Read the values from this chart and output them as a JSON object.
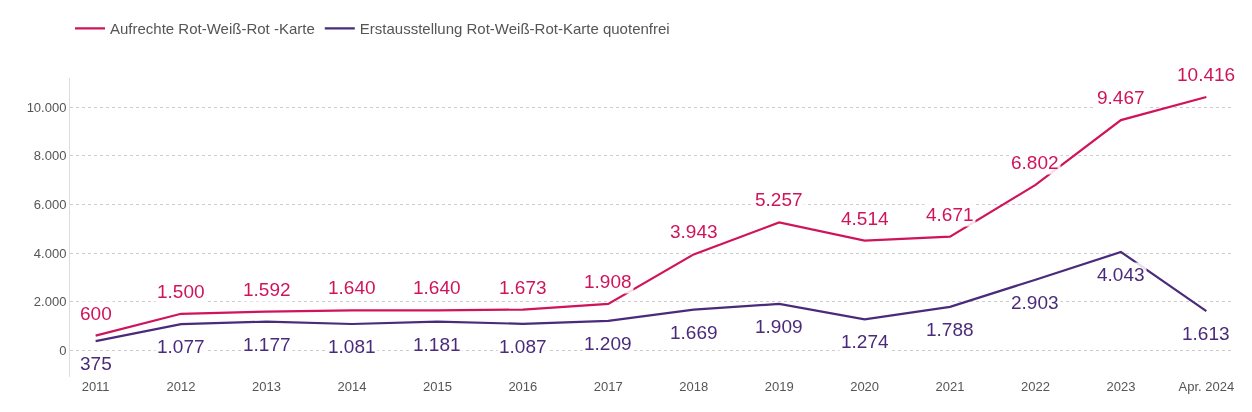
{
  "chart_data": {
    "type": "line",
    "categories": [
      "2011",
      "2012",
      "2013",
      "2014",
      "2015",
      "2016",
      "2017",
      "2018",
      "2019",
      "2020",
      "2021",
      "2022",
      "2023",
      "Apr. 2024"
    ],
    "series": [
      {
        "name": "Aufrechte Rot-Weiß-Rot -Karte",
        "color": "#d0145a",
        "values": [
          600,
          1500,
          1592,
          1640,
          1640,
          1673,
          1908,
          3943,
          5257,
          4514,
          4671,
          6802,
          9467,
          10416
        ],
        "value_labels": [
          "600",
          "1.500",
          "1.592",
          "1.640",
          "1.640",
          "1.673",
          "1.908",
          "3.943",
          "5.257",
          "4.514",
          "4.671",
          "6.802",
          "9.467",
          "10.416"
        ]
      },
      {
        "name": "Erstausstellung Rot-Weiß-Rot-Karte quotenfrei",
        "color": "#4a2a7a",
        "values": [
          375,
          1077,
          1177,
          1081,
          1181,
          1087,
          1209,
          1669,
          1909,
          1274,
          1788,
          2903,
          4043,
          1613
        ],
        "value_labels": [
          "375",
          "1.077",
          "1.177",
          "1.081",
          "1.181",
          "1.087",
          "1.209",
          "1.669",
          "1.909",
          "1.274",
          "1.788",
          "2.903",
          "4.043",
          "1.613"
        ]
      }
    ],
    "ylim": [
      -1100,
      11200
    ],
    "yticks": [
      {
        "value": 0,
        "label": "0"
      },
      {
        "value": 2000,
        "label": "2.000"
      },
      {
        "value": 4000,
        "label": "4.000"
      },
      {
        "value": 6000,
        "label": "6.000"
      },
      {
        "value": 8000,
        "label": "8.000"
      },
      {
        "value": 10000,
        "label": "10.000"
      }
    ],
    "grid": "y",
    "legend": "top left",
    "marker": "none",
    "line_style": "solid"
  }
}
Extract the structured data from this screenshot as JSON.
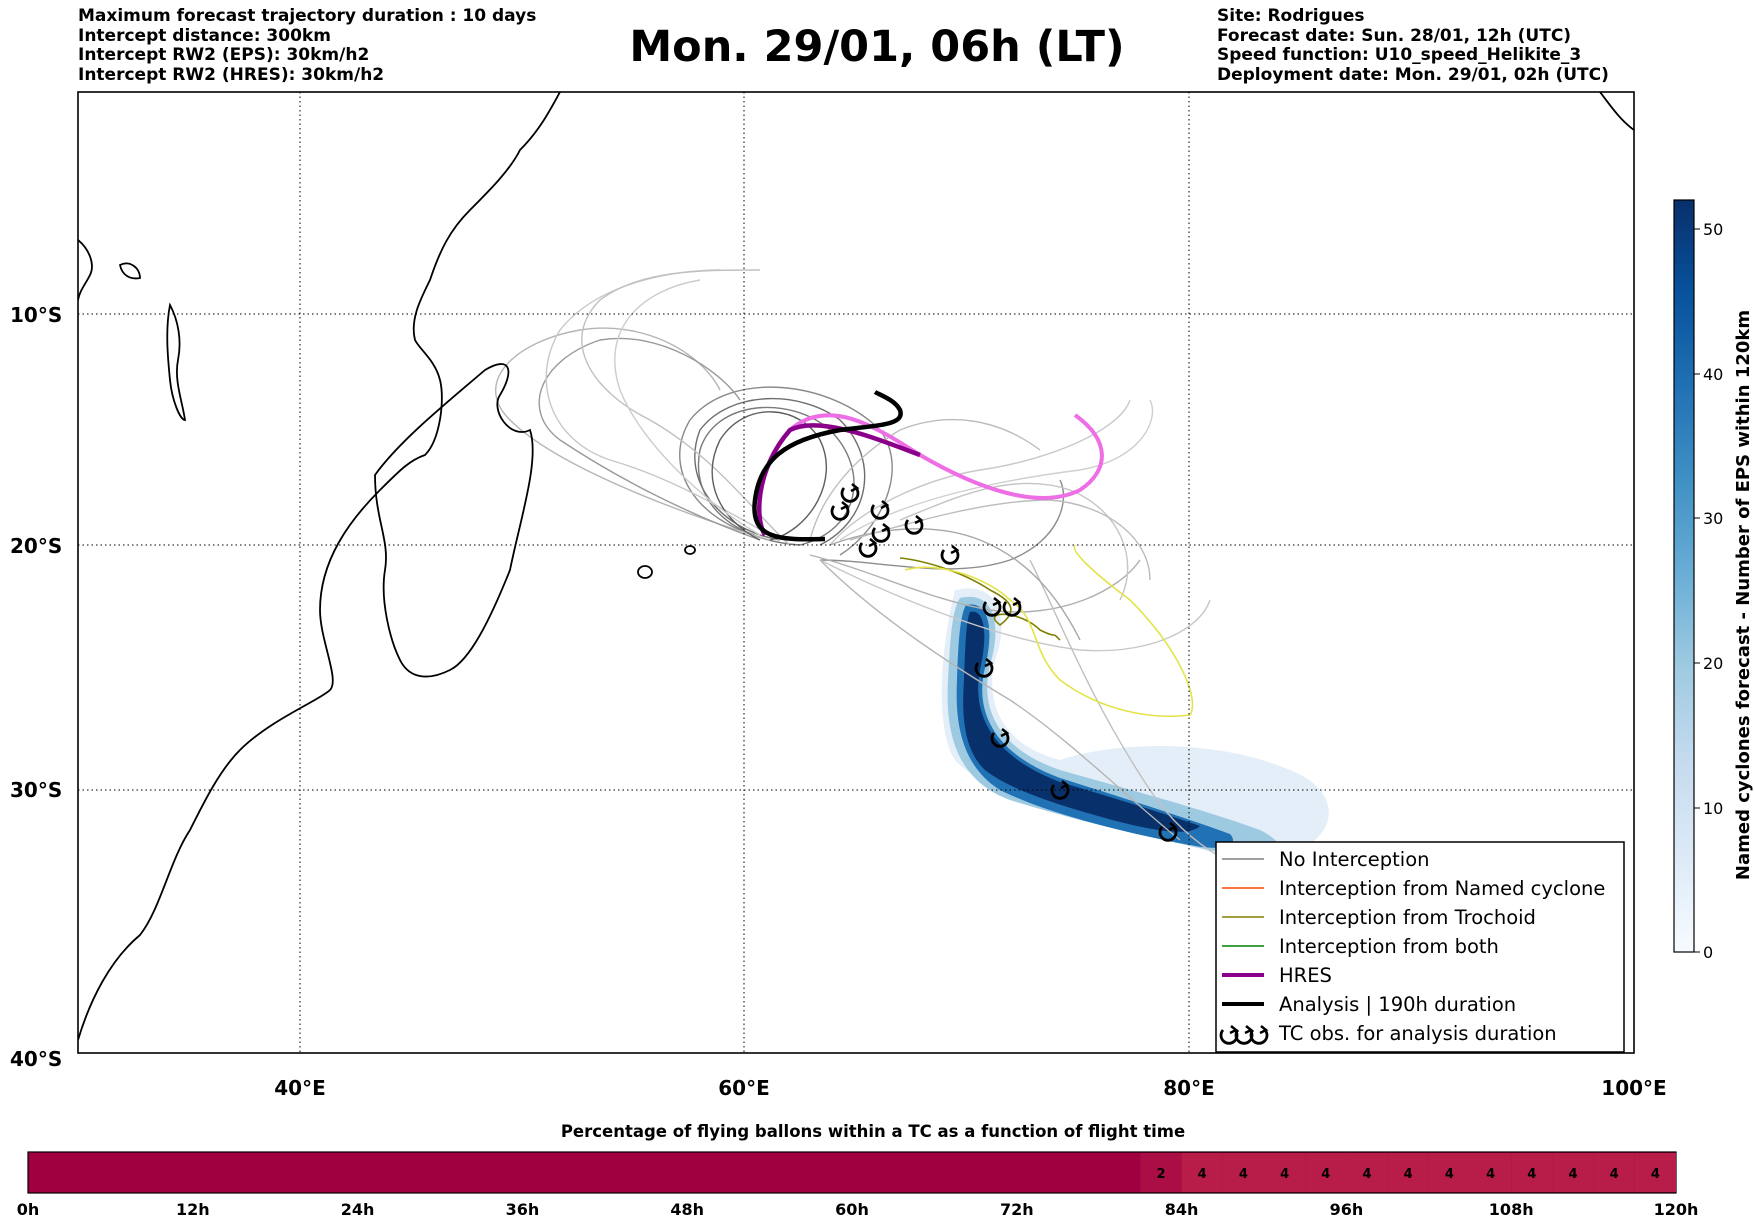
{
  "header": {
    "left": [
      "Maximum forecast trajectory duration : 10 days",
      "Intercept distance: 300km",
      "Intercept RW2 (EPS):  30km/h2",
      "Intercept RW2 (HRES): 30km/h2"
    ],
    "title": "Mon. 29/01, 06h (LT)",
    "right": [
      "Site: Rodrigues",
      "Forecast date: Sun. 28/01, 12h (UTC)",
      "Speed function: U10_speed_Helikite_3",
      "Deployment date: Mon. 29/01, 02h (UTC)"
    ]
  },
  "map": {
    "lat_labels": [
      "10°S",
      "20°S",
      "30°S",
      "40°S"
    ],
    "lon_labels": [
      "40°E",
      "60°E",
      "80°E",
      "100°E"
    ],
    "lon_range": [
      30,
      100
    ],
    "lat_range": [
      -40,
      0
    ],
    "grid": "dotted"
  },
  "legend": {
    "placement": "lower-right",
    "items": [
      {
        "label": "No Interception",
        "color": "#808080",
        "kind": "line-thin"
      },
      {
        "label": "Interception from Named cyclone",
        "color": "#ff4500",
        "kind": "line-thin"
      },
      {
        "label": "Interception from Trochoid",
        "color": "#808000",
        "kind": "line-thin"
      },
      {
        "label": "Interception from both",
        "color": "#008000",
        "kind": "line-thin"
      },
      {
        "label": "HRES",
        "color": "#8b008b",
        "kind": "line-thick"
      },
      {
        "label": "Analysis | 190h duration",
        "color": "#000000",
        "kind": "line-thick"
      },
      {
        "label": "TC obs. for analysis duration",
        "color": "#000000",
        "kind": "tc-symbol"
      }
    ]
  },
  "colorbar": {
    "label": "Named cyclones forecast - Number of EPS within 120km",
    "ticks": [
      "0",
      "10",
      "20",
      "30",
      "40",
      "50"
    ],
    "range": [
      0,
      52
    ],
    "colors": [
      "#f7fbff",
      "#deebf7",
      "#c6dbef",
      "#9ecae1",
      "#6baed6",
      "#4292c6",
      "#2171b5",
      "#08519c",
      "#08306b"
    ]
  },
  "time_bar": {
    "title": "Percentage of flying ballons within a TC as a function of flight time",
    "ticks": [
      "0h",
      "12h",
      "24h",
      "36h",
      "48h",
      "60h",
      "72h",
      "84h",
      "96h",
      "108h",
      "120h"
    ],
    "cells": [
      "2",
      "4",
      "4",
      "4",
      "4",
      "4",
      "4",
      "4",
      "4",
      "4",
      "4",
      "4",
      "4"
    ],
    "base_color": "#a00040",
    "cell_color": "#b81c48"
  },
  "chart_data": {
    "type": "map",
    "tc_observations": [
      {
        "lon": 64.5,
        "lat": -18.8
      },
      {
        "lon": 64.8,
        "lat": -18.1
      },
      {
        "lon": 66.2,
        "lat": -18.8
      },
      {
        "lon": 66.2,
        "lat": -19.7
      },
      {
        "lon": 65.6,
        "lat": -20.3
      },
      {
        "lon": 67.7,
        "lat": -19.4
      },
      {
        "lon": 69.3,
        "lat": -20.6
      },
      {
        "lon": 71.2,
        "lat": -22.8
      },
      {
        "lon": 72.0,
        "lat": -22.8
      },
      {
        "lon": 71.9,
        "lat": -22.9
      },
      {
        "lon": 70.8,
        "lat": -25.3
      },
      {
        "lon": 71.5,
        "lat": -27.9
      },
      {
        "lon": 74.1,
        "lat": -30.1
      },
      {
        "lon": 79.0,
        "lat": -31.8
      }
    ]
  }
}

Task directions: Answer with one number only: how many lines above contain the word "title".

Written solution: 2